*Your objective*
Extract all lines containing "MODIS".

*Data for the task*
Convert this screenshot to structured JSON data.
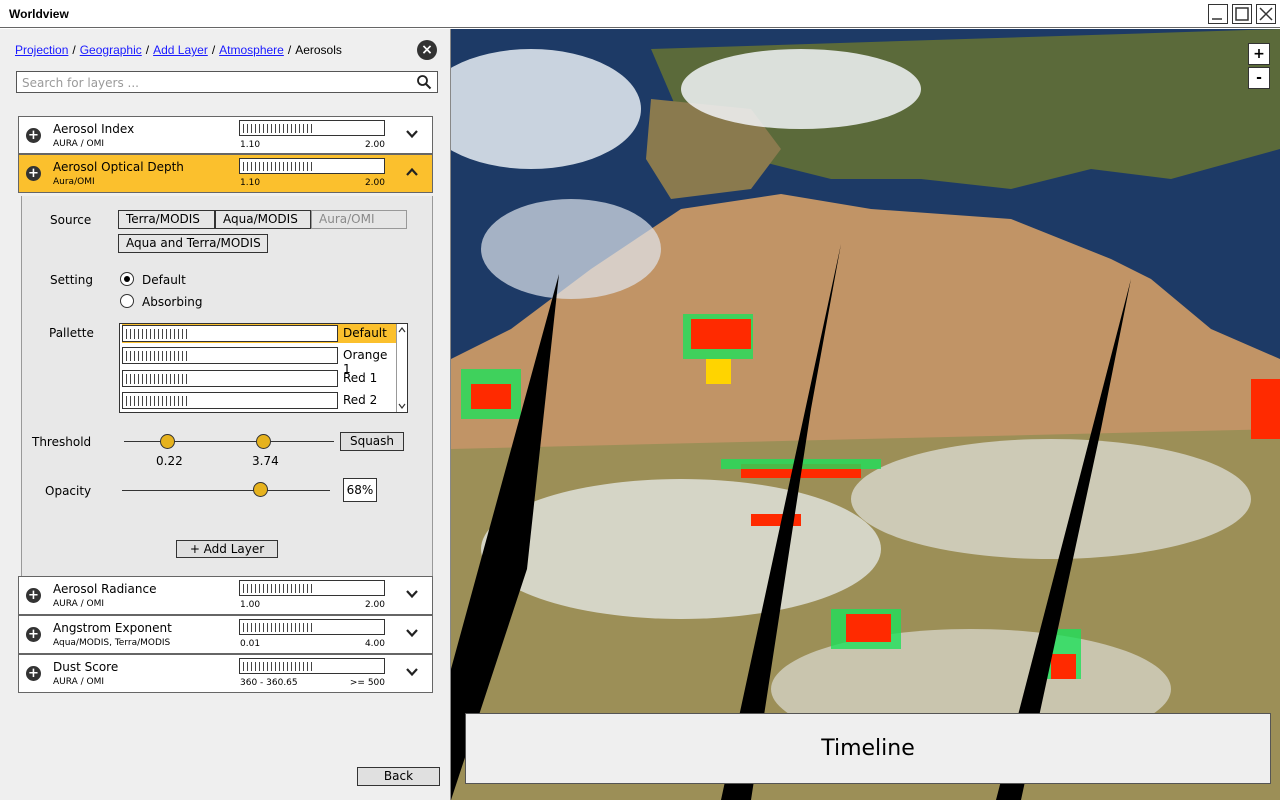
{
  "window": {
    "title": "Worldview"
  },
  "breadcrumb": [
    {
      "label": "Projection",
      "link": true
    },
    {
      "label": "Geographic",
      "link": true
    },
    {
      "label": "Add Layer",
      "link": true
    },
    {
      "label": "Atmosphere",
      "link": true
    },
    {
      "label": "Aerosols",
      "link": false
    }
  ],
  "search": {
    "placeholder": "Search for layers ..."
  },
  "layers": [
    {
      "name": "Aerosol Index",
      "source": "AURA / OMI",
      "min": "1.10",
      "max": "2.00"
    },
    {
      "name": "Aerosol Optical Depth",
      "source": "Aura/OMI",
      "min": "1.10",
      "max": "2.00"
    },
    {
      "name": "Aerosol Radiance",
      "source": "AURA / OMI",
      "min": "1.00",
      "max": "2.00"
    },
    {
      "name": "Angstrom Exponent",
      "source": "Aqua/MODIS, Terra/MODIS",
      "min": "0.01",
      "max": "4.00"
    },
    {
      "name": "Dust Score",
      "source": "AURA / OMI",
      "min": "360 - 360.65",
      "max": ">= 500"
    }
  ],
  "details": {
    "source_label": "Source",
    "sources": [
      "Terra/MODIS",
      "Aqua/MODIS",
      "Aura/OMI",
      "Aqua and Terra/MODIS"
    ],
    "setting_label": "Setting",
    "settings": [
      "Default",
      "Absorbing"
    ],
    "setting_selected": "Default",
    "palette_label": "Pallette",
    "palettes": [
      "Default",
      "Orange 1",
      "Red 1",
      "Red 2"
    ],
    "palette_selected": "Default",
    "threshold_label": "Threshold",
    "threshold_min": "0.22",
    "threshold_max": "3.74",
    "squash_label": "Squash",
    "opacity_label": "Opacity",
    "opacity_value": "68%",
    "add_layer_label": "+ Add Layer"
  },
  "back_label": "Back",
  "map": {
    "zoom_in": "+",
    "zoom_out": "-",
    "timeline_label": "Timeline"
  },
  "colors": {
    "active": "#fbc02d",
    "knob": "#e6b21d",
    "link": "#1a1aff"
  }
}
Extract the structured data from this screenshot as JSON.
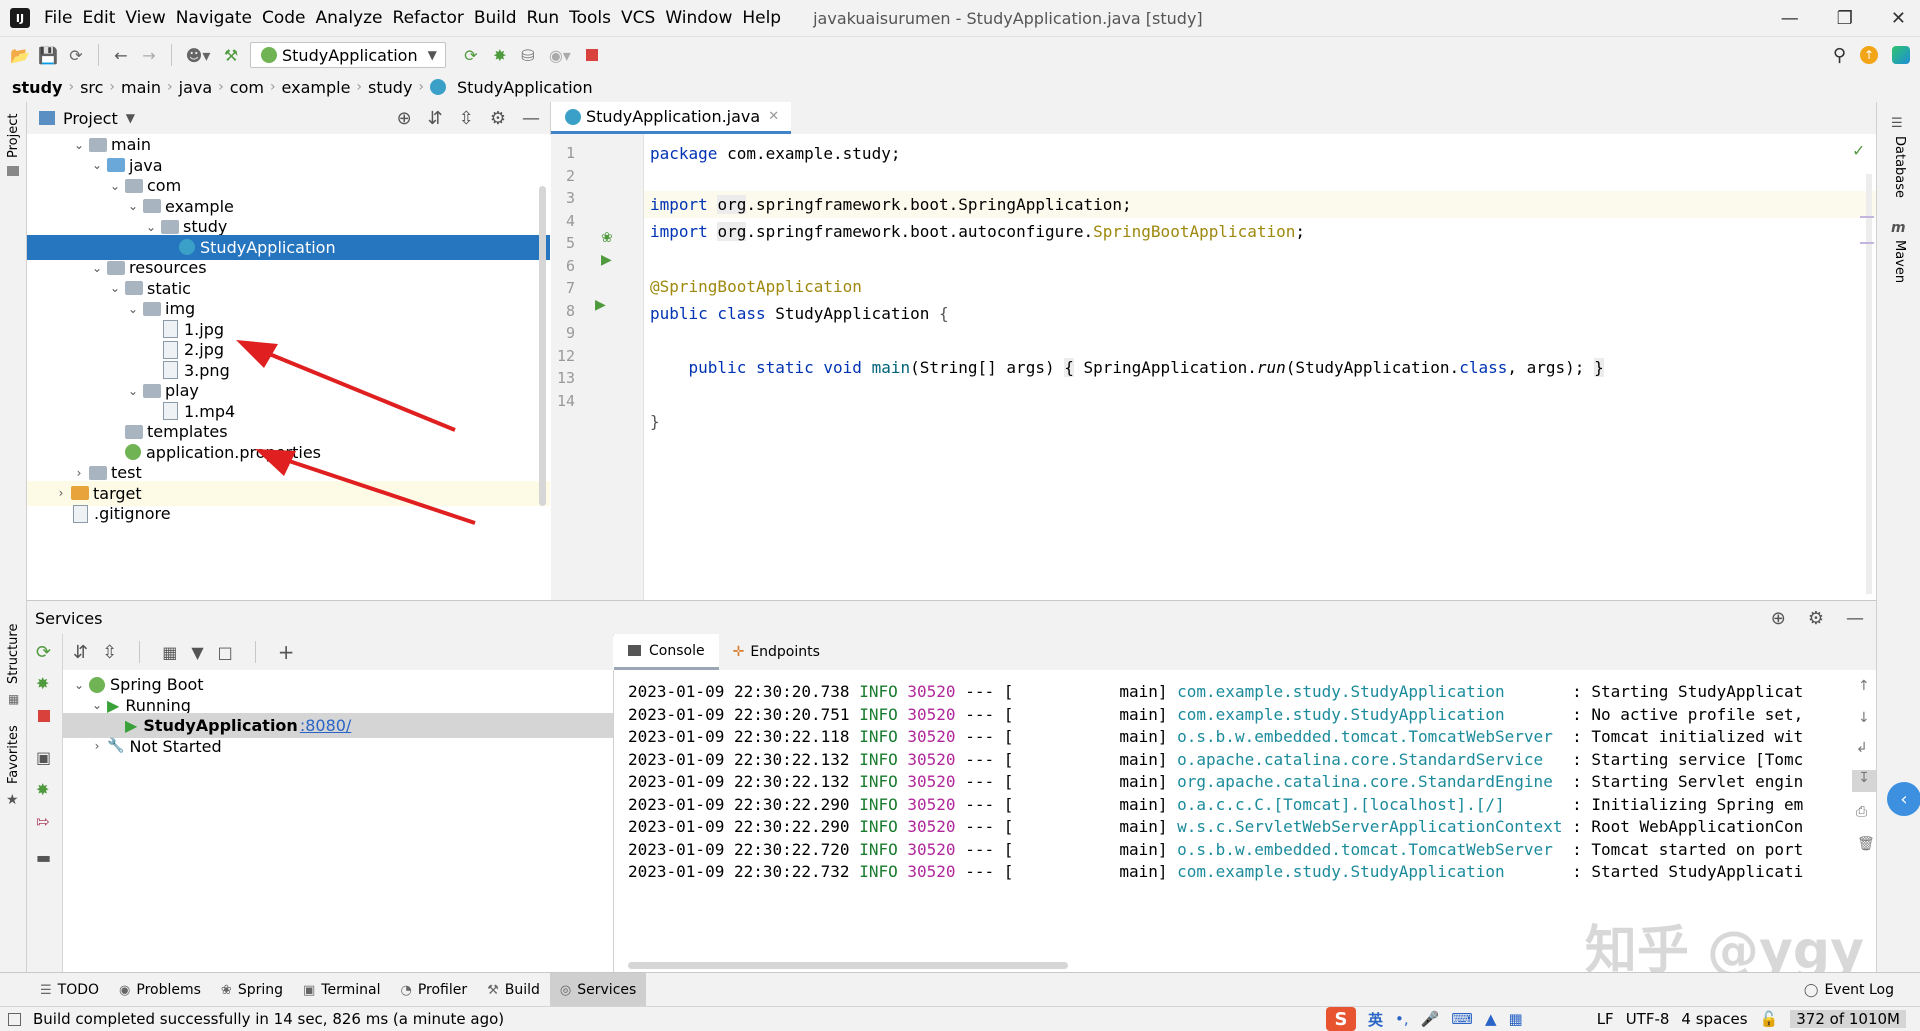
{
  "menu": [
    "File",
    "Edit",
    "View",
    "Navigate",
    "Code",
    "Analyze",
    "Refactor",
    "Build",
    "Run",
    "Tools",
    "VCS",
    "Window",
    "Help"
  ],
  "window_title": "javakuaisurumen - StudyApplication.java [study]",
  "toolbar": {
    "run_config": "StudyApplication"
  },
  "breadcrumbs": [
    "study",
    "src",
    "main",
    "java",
    "com",
    "example",
    "study",
    "StudyApplication"
  ],
  "left_strip": [
    "Project",
    "Structure",
    "Favorites"
  ],
  "right_strip": [
    "Database",
    "Maven"
  ],
  "project": {
    "header": "Project",
    "tree": [
      {
        "label": "main",
        "depth": 2,
        "chev": "v",
        "icon": "folder"
      },
      {
        "label": "java",
        "depth": 3,
        "chev": "v",
        "icon": "folder-blue"
      },
      {
        "label": "com",
        "depth": 4,
        "chev": "v",
        "icon": "folder"
      },
      {
        "label": "example",
        "depth": 5,
        "chev": "v",
        "icon": "folder"
      },
      {
        "label": "study",
        "depth": 6,
        "chev": "v",
        "icon": "folder"
      },
      {
        "label": "StudyApplication",
        "depth": 7,
        "chev": "",
        "icon": "class",
        "selected": true
      },
      {
        "label": "resources",
        "depth": 3,
        "chev": "v",
        "icon": "folder"
      },
      {
        "label": "static",
        "depth": 4,
        "chev": "v",
        "icon": "folder"
      },
      {
        "label": "img",
        "depth": 5,
        "chev": "v",
        "icon": "folder"
      },
      {
        "label": "1.jpg",
        "depth": 6,
        "chev": "",
        "icon": "file"
      },
      {
        "label": "2.jpg",
        "depth": 6,
        "chev": "",
        "icon": "file"
      },
      {
        "label": "3.png",
        "depth": 6,
        "chev": "",
        "icon": "file"
      },
      {
        "label": "play",
        "depth": 5,
        "chev": "v",
        "icon": "folder"
      },
      {
        "label": "1.mp4",
        "depth": 6,
        "chev": "",
        "icon": "file"
      },
      {
        "label": "templates",
        "depth": 4,
        "chev": "",
        "icon": "folder"
      },
      {
        "label": "application.properties",
        "depth": 4,
        "chev": "",
        "icon": "leaf"
      },
      {
        "label": "test",
        "depth": 2,
        "chev": ">",
        "icon": "folder"
      },
      {
        "label": "target",
        "depth": 1,
        "chev": ">",
        "icon": "folder-orange",
        "highlight": true
      },
      {
        "label": ".gitignore",
        "depth": 1,
        "chev": "",
        "icon": "file"
      }
    ]
  },
  "editor": {
    "tab": "StudyApplication.java",
    "line_numbers": [
      "1",
      "2",
      "3",
      "4",
      "5",
      "6",
      "7",
      "8",
      "9",
      "12",
      "13",
      "14"
    ]
  },
  "services": {
    "header": "Services",
    "tree": [
      {
        "label": "Spring Boot",
        "depth": 0
      },
      {
        "label": "Running",
        "depth": 1
      },
      {
        "label": "StudyApplication",
        "port": ":8080/",
        "depth": 2,
        "selected": true
      },
      {
        "label": "Not Started",
        "depth": 1
      }
    ],
    "console_tabs": [
      "Console",
      "Endpoints"
    ],
    "logs": [
      {
        "ts": "2023-01-09 22:30:20.738",
        "lvl": "INFO",
        "pid": "30520",
        "thread": "---",
        "bracket": "[           main]",
        "logger": "com.example.study.StudyApplication      ",
        "msg": ": Starting StudyApplicat"
      },
      {
        "ts": "2023-01-09 22:30:20.751",
        "lvl": "INFO",
        "pid": "30520",
        "thread": "---",
        "bracket": "[           main]",
        "logger": "com.example.study.StudyApplication      ",
        "msg": ": No active profile set,"
      },
      {
        "ts": "2023-01-09 22:30:22.118",
        "lvl": "INFO",
        "pid": "30520",
        "thread": "---",
        "bracket": "[           main]",
        "logger": "o.s.b.w.embedded.tomcat.TomcatWebServer ",
        "msg": ": Tomcat initialized wit"
      },
      {
        "ts": "2023-01-09 22:30:22.132",
        "lvl": "INFO",
        "pid": "30520",
        "thread": "---",
        "bracket": "[           main]",
        "logger": "o.apache.catalina.core.StandardService  ",
        "msg": ": Starting service [Tomc"
      },
      {
        "ts": "2023-01-09 22:30:22.132",
        "lvl": "INFO",
        "pid": "30520",
        "thread": "---",
        "bracket": "[           main]",
        "logger": "org.apache.catalina.core.StandardEngine ",
        "msg": ": Starting Servlet engin"
      },
      {
        "ts": "2023-01-09 22:30:22.290",
        "lvl": "INFO",
        "pid": "30520",
        "thread": "---",
        "bracket": "[           main]",
        "logger": "o.a.c.c.C.[Tomcat].[localhost].[/]      ",
        "msg": ": Initializing Spring em"
      },
      {
        "ts": "2023-01-09 22:30:22.290",
        "lvl": "INFO",
        "pid": "30520",
        "thread": "---",
        "bracket": "[           main]",
        "logger": "w.s.c.ServletWebServerApplicationContext",
        "msg": ": Root WebApplicationCon"
      },
      {
        "ts": "2023-01-09 22:30:22.720",
        "lvl": "INFO",
        "pid": "30520",
        "thread": "---",
        "bracket": "[           main]",
        "logger": "o.s.b.w.embedded.tomcat.TomcatWebServer ",
        "msg": ": Tomcat started on port"
      },
      {
        "ts": "2023-01-09 22:30:22.732",
        "lvl": "INFO",
        "pid": "30520",
        "thread": "---",
        "bracket": "[           main]",
        "logger": "com.example.study.StudyApplication      ",
        "msg": ": Started StudyApplicati"
      }
    ]
  },
  "bottom_tabs": [
    "TODO",
    "Problems",
    "Spring",
    "Terminal",
    "Profiler",
    "Build",
    "Services"
  ],
  "bottom_active": "Services",
  "event_log": "Event Log",
  "status": {
    "message": "Build completed successfully in 14 sec, 826 ms (a minute ago)",
    "ime": [
      "英",
      "•,"
    ],
    "line_sep": "LF",
    "encoding": "UTF-8",
    "indent": "4 spaces",
    "memory": "372 of 1010M"
  },
  "watermark": "知乎 @ygy",
  "colors": {
    "accent": "#2675bf",
    "keyword": "#0033b3",
    "annotation": "#9e880d",
    "info": "#197b2e",
    "pid": "#b0279b",
    "logger": "#1b8b9c",
    "arrow": "#e02020"
  }
}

*Written solution*
      "source": "Aqua/MODIS, Terra/MODIS",
      "Terra/MODIS",
      "Aqua/MODIS",
      "Aqua and Terra/MODIS"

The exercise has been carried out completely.